Part of a data file:
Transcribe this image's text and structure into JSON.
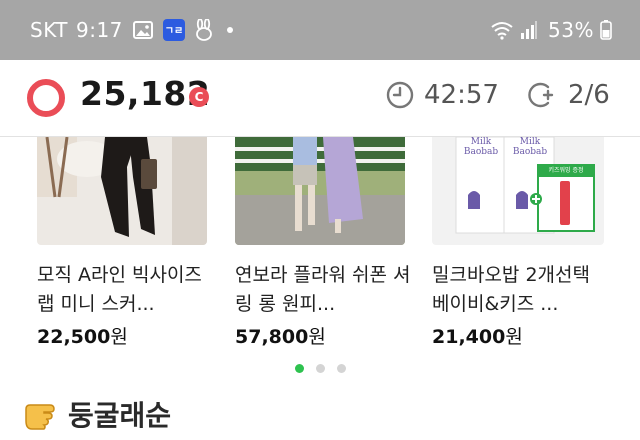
{
  "status_bar": {
    "carrier": "SKT",
    "time": "9:17",
    "battery": "53%",
    "icons": [
      "gallery-icon",
      "app-badge-icon",
      "rabbit-icon",
      "dot-icon",
      "wifi-icon",
      "signal-icon",
      "battery-icon"
    ]
  },
  "header": {
    "points": "25,182",
    "coin_symbol": "C",
    "timer": "42:57",
    "progress": "2/6"
  },
  "products": [
    {
      "title": "모직 A라인 빅사이즈 랩 미니 스커...",
      "price": "22,500",
      "unit": "원"
    },
    {
      "title": "연보라 플라워 쉬폰 셔링 롱 원피...",
      "price": "57,800",
      "unit": "원"
    },
    {
      "title": "밀크바오밥 2개선택 베이비&키즈 ...",
      "price": "21,400",
      "unit": "원"
    }
  ],
  "product3_image": {
    "brand_line1": "Milk",
    "brand_line2": "Baobab",
    "promo_tag": "키즈워밍 증정"
  },
  "carousel": {
    "pages": 3,
    "active_page": 1
  },
  "section": {
    "title": "둥굴래순"
  },
  "colors": {
    "status_bar": "#a6a6a6",
    "accent_red": "#ea4d57",
    "active_dot": "#2ec24f"
  }
}
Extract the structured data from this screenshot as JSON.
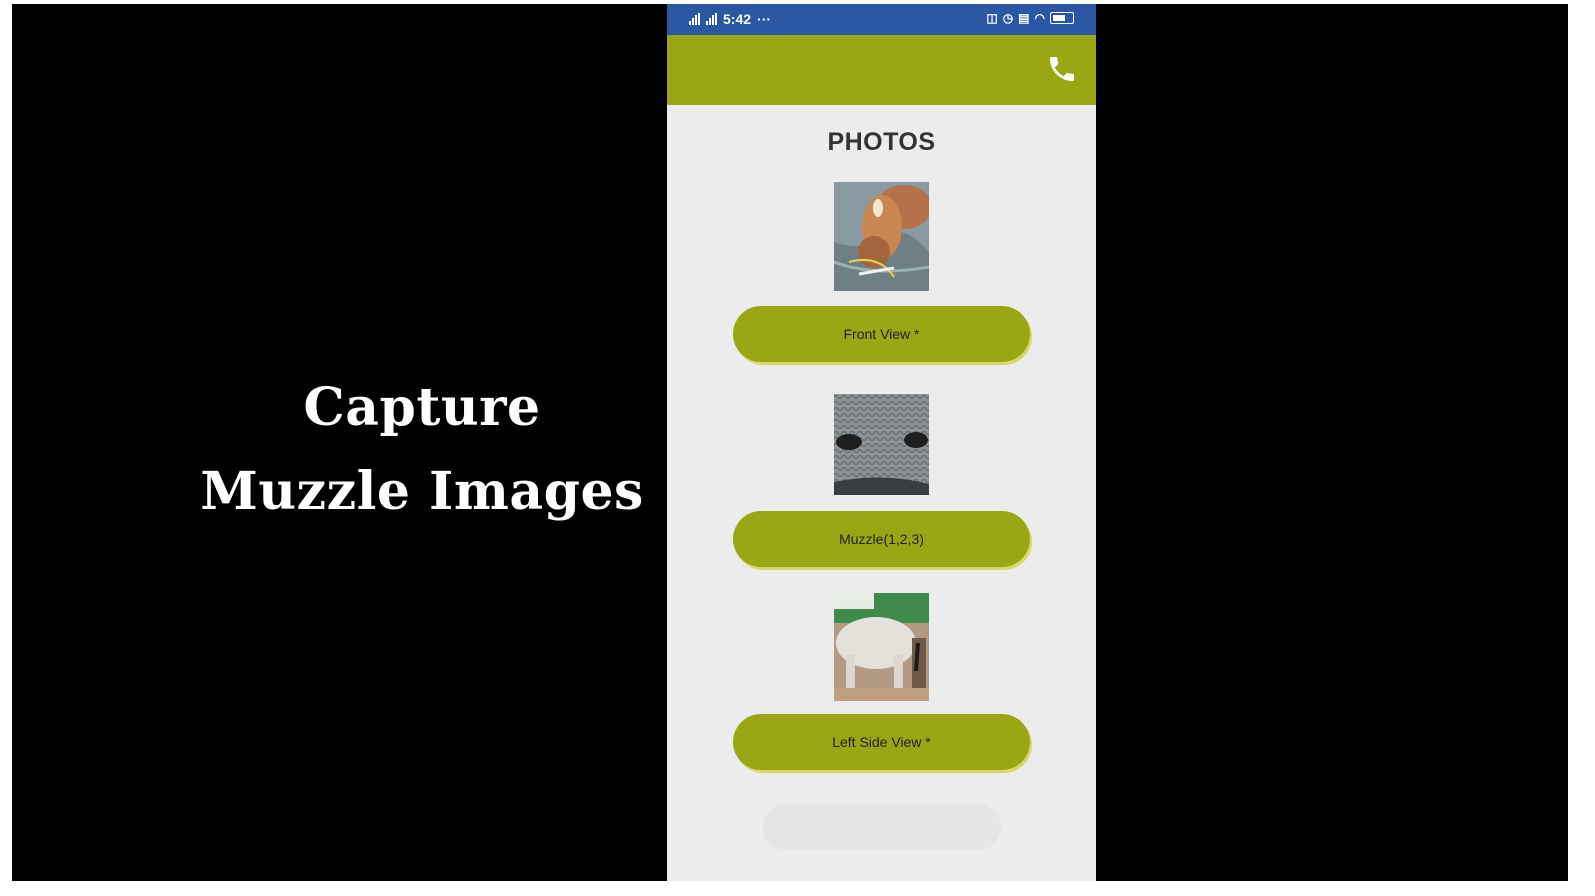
{
  "caption": {
    "line1": "Capture",
    "line2": "Muzzle Images"
  },
  "status_bar": {
    "time": "5:42",
    "more": "···",
    "signal": "4G"
  },
  "icons": {
    "call": "phone-icon",
    "battery": "battery-icon",
    "wifi": "wifi-icon",
    "alarm": "alarm-icon"
  },
  "page": {
    "title": "PHOTOS"
  },
  "photos": [
    {
      "label": "Front View *",
      "image": "cow-front-photo"
    },
    {
      "label": "Muzzle(1,2,3)",
      "image": "cow-muzzle-photo"
    },
    {
      "label": "Left Side View *",
      "image": "cow-left-side-photo"
    }
  ],
  "colors": {
    "status_bar": "#2b56a3",
    "accent": "#9aa614",
    "background": "#ececec",
    "frame": "#000000"
  }
}
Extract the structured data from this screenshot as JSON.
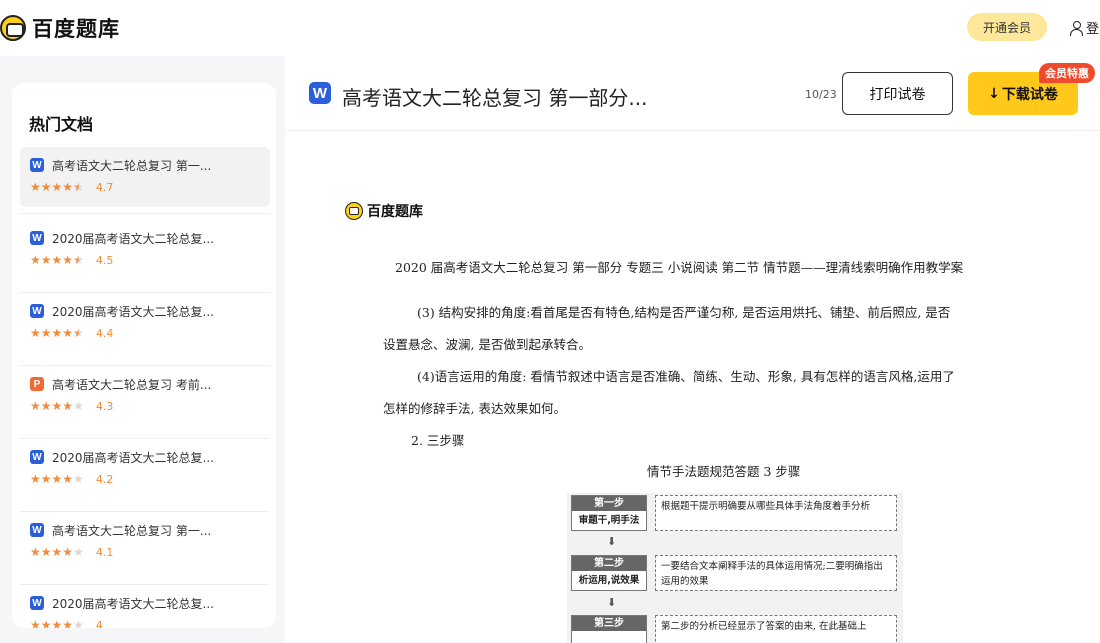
{
  "header": {
    "logo_text": "百度题库",
    "vip_label": "开通会员",
    "login_label": "登录"
  },
  "sidebar": {
    "title": "热门文档",
    "items": [
      {
        "type": "W",
        "title": "高考语文大二轮总复习 第一...",
        "rating": "4.7",
        "stars": 4.5
      },
      {
        "type": "W",
        "title": "2020届高考语文大二轮总复...",
        "rating": "4.5",
        "stars": 4.5
      },
      {
        "type": "W",
        "title": "2020届高考语文大二轮总复...",
        "rating": "4.4",
        "stars": 4.5
      },
      {
        "type": "P",
        "title": "高考语文大二轮总复习 考前...",
        "rating": "4.3",
        "stars": 4
      },
      {
        "type": "W",
        "title": "2020届高考语文大二轮总复...",
        "rating": "4.2",
        "stars": 4
      },
      {
        "type": "W",
        "title": "高考语文大二轮总复习 第一...",
        "rating": "4.1",
        "stars": 4
      },
      {
        "type": "W",
        "title": "2020届高考语文大二轮总复...",
        "rating": "4",
        "stars": 4
      }
    ]
  },
  "doc_header": {
    "badge": "W",
    "title": "高考语文大二轮总复习 第一部分...",
    "page_count": "10/23",
    "print_label": "打印试卷",
    "download_label": "下载试卷",
    "member_tag": "会员特惠"
  },
  "doc": {
    "logo_text": "百度题库",
    "subtitle": "2020 届高考语文大二轮总复习  第一部分  专题三  小说阅读  第二节  情节题——理清线索明确作用教学案",
    "p1a": "(3) 结构安排的角度:看首尾是否有特色,结构是否严谨匀称, 是否运用烘托、铺垫、前后照应, 是否",
    "p1b": "设置悬念、波澜, 是否做到起承转合。",
    "p2a": "(4)语言运用的角度: 看情节叙述中语言是否准确、简练、生动、形象, 具有怎样的语言风格,运用了",
    "p2b": "怎样的修辞手法, 表达效果如何。",
    "p3": "2. 三步骤",
    "figure_title": "情节手法题规范答题 3 步骤",
    "steps": [
      {
        "head": "第一步",
        "body": "审题干,明手法",
        "desc": "根据题干提示明确要从哪些具体手法角度着手分析"
      },
      {
        "head": "第二步",
        "body": "析运用,说效果",
        "desc": "一要结合文本阐释手法的具体运用情况;二要明确指出运用的效果"
      },
      {
        "head": "第三步",
        "body": "",
        "desc": "第二步的分析已经显示了答案的由来, 在此基础上"
      }
    ]
  }
}
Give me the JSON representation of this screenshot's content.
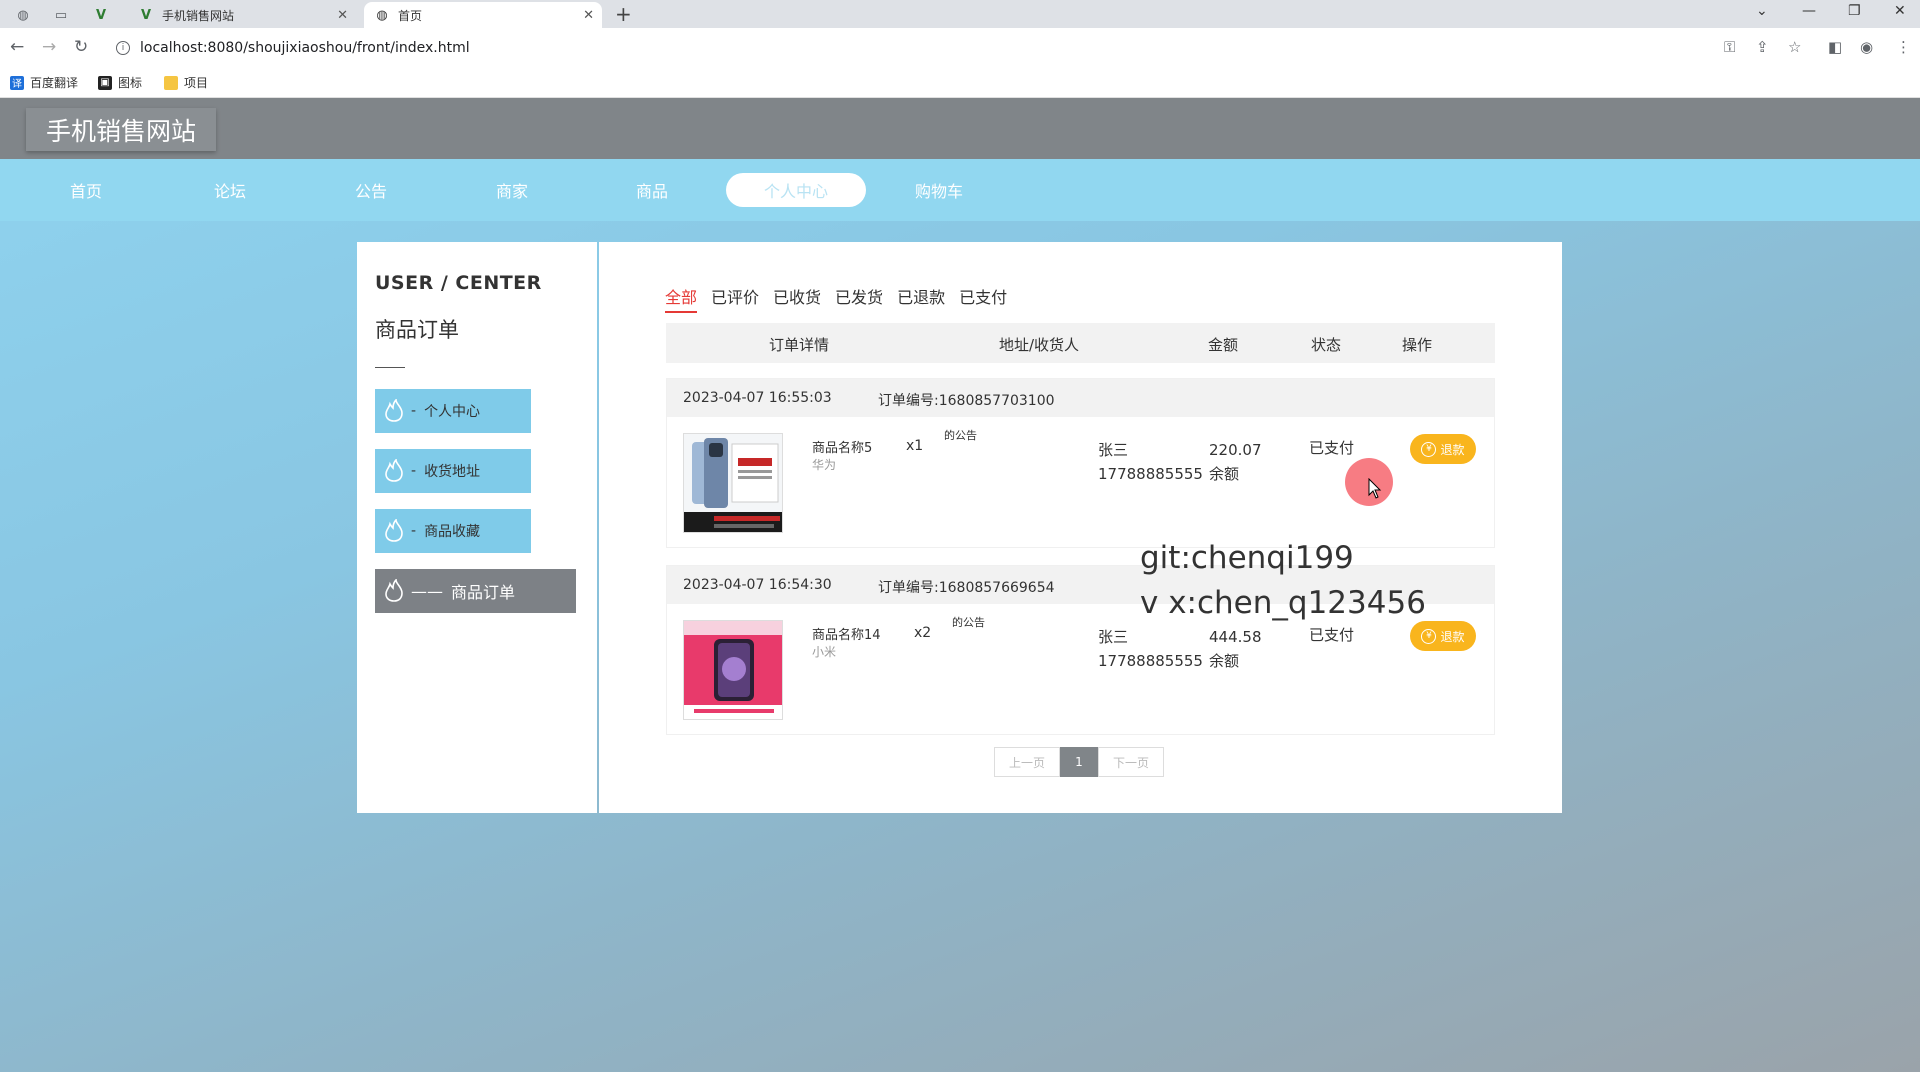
{
  "browser": {
    "tabs": [
      {
        "title": "手机销售网站",
        "active": false
      },
      {
        "title": "首页",
        "active": true
      }
    ],
    "url": "localhost:8080/shoujixiaoshou/front/index.html",
    "bookmarks": [
      "百度翻译",
      "图标",
      "项目"
    ]
  },
  "site": {
    "logo": "手机销售网站",
    "nav": [
      "首页",
      "论坛",
      "公告",
      "商家",
      "商品",
      "个人中心",
      "购物车"
    ],
    "nav_active": "个人中心"
  },
  "sidebar": {
    "title": "USER / CENTER",
    "subtitle": "商品订单",
    "items": [
      {
        "dash": "-",
        "label": "个人中心"
      },
      {
        "dash": "-",
        "label": "收货地址"
      },
      {
        "dash": "-",
        "label": "商品收藏"
      },
      {
        "dash": "——",
        "label": "商品订单"
      }
    ]
  },
  "orders_panel": {
    "filter_tabs": [
      "全部",
      "已评价",
      "已收货",
      "已发货",
      "已退款",
      "已支付"
    ],
    "active_tab": "全部",
    "columns": [
      "订单详情",
      "地址/收货人",
      "金额",
      "状态",
      "操作"
    ],
    "orders": [
      {
        "datetime": "2023-04-07 16:55:03",
        "order_no": "订单编号:1680857703100",
        "product_name": "商品名称5",
        "brand": "华为",
        "qty": "x1",
        "note": "的公告",
        "receiver": "张三",
        "phone": "17788885555",
        "amount": "220.07",
        "pay_method": "余额",
        "status": "已支付",
        "action": "退款"
      },
      {
        "datetime": "2023-04-07 16:54:30",
        "order_no": "订单编号:1680857669654",
        "product_name": "商品名称14",
        "brand": "小米",
        "qty": "x2",
        "note": "的公告",
        "receiver": "张三",
        "phone": "17788885555",
        "amount": "444.58",
        "pay_method": "余额",
        "status": "已支付",
        "action": "退款"
      }
    ],
    "pager": {
      "prev": "上一页",
      "current": "1",
      "next": "下一页"
    }
  },
  "watermark": [
    "git:chenqi199",
    "v x:chen_q123456"
  ],
  "colors": {
    "nav_bg": "#91d7f0",
    "header_bg": "#808589",
    "sidebar_btn": "#7fcbe9",
    "refund_btn": "#f9b51d",
    "active_tab": "#e53935"
  }
}
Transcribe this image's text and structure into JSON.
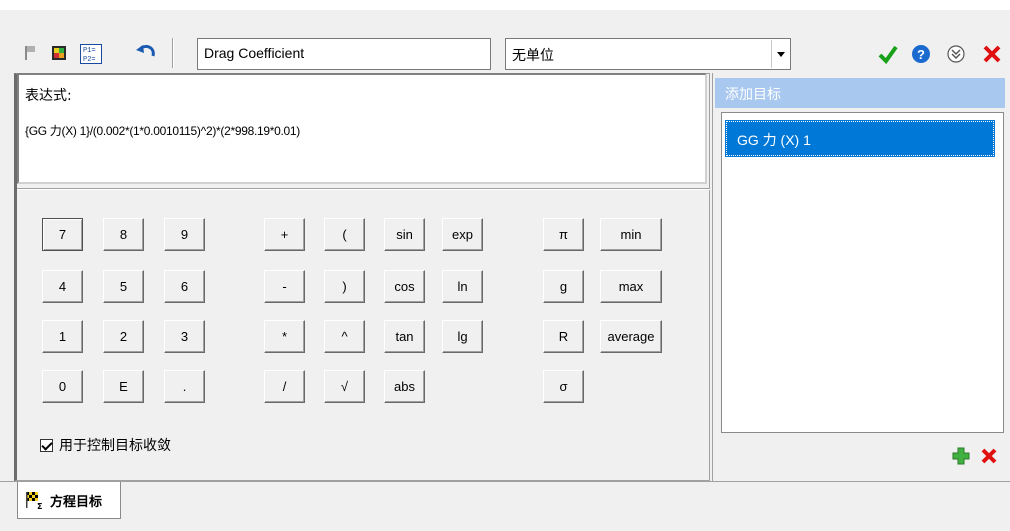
{
  "toolbar": {
    "icons": [
      "flag-icon",
      "colored-chart-icon",
      "p1-p2-equation-icon",
      "undo-icon"
    ],
    "name_value": "Drag Coefficient",
    "unit_value": "无单位"
  },
  "header_buttons": [
    "ok-check-icon",
    "help-icon",
    "collapse-icon",
    "close-icon"
  ],
  "expression": {
    "label": "表达式:",
    "text": "{GG 力(X) 1}/(0.002*(1*0.0010115)^2)*(2*998.19*0.01)"
  },
  "keypad": {
    "rows": [
      [
        "7",
        "8",
        "9",
        "+",
        "(",
        "sin",
        "exp",
        "π",
        "min"
      ],
      [
        "4",
        "5",
        "6",
        "-",
        ")",
        "cos",
        "ln",
        "g",
        "max"
      ],
      [
        "1",
        "2",
        "3",
        "*",
        "^",
        "tan",
        "lg",
        "R",
        "average"
      ],
      [
        "0",
        "E",
        ".",
        "/",
        "√",
        "abs",
        "",
        "σ",
        ""
      ]
    ]
  },
  "checkbox": {
    "label": "用于控制目标收敛",
    "checked": true
  },
  "targets": {
    "header": "添加目标",
    "items": [
      "GG 力 (X) 1"
    ],
    "colors": {
      "header_bg": "#a8c8ef",
      "selected_bg": "#0078d7"
    }
  },
  "tab": {
    "label": "方程目标",
    "icon": "checkered-flag-sigma-icon"
  }
}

Exercise:
Pull out and copy each line containing the string "datetime".

Full solution:
        "datetime": "2023-04-07 16:55:03",
        "datetime": "2023-04-07 16:54:30",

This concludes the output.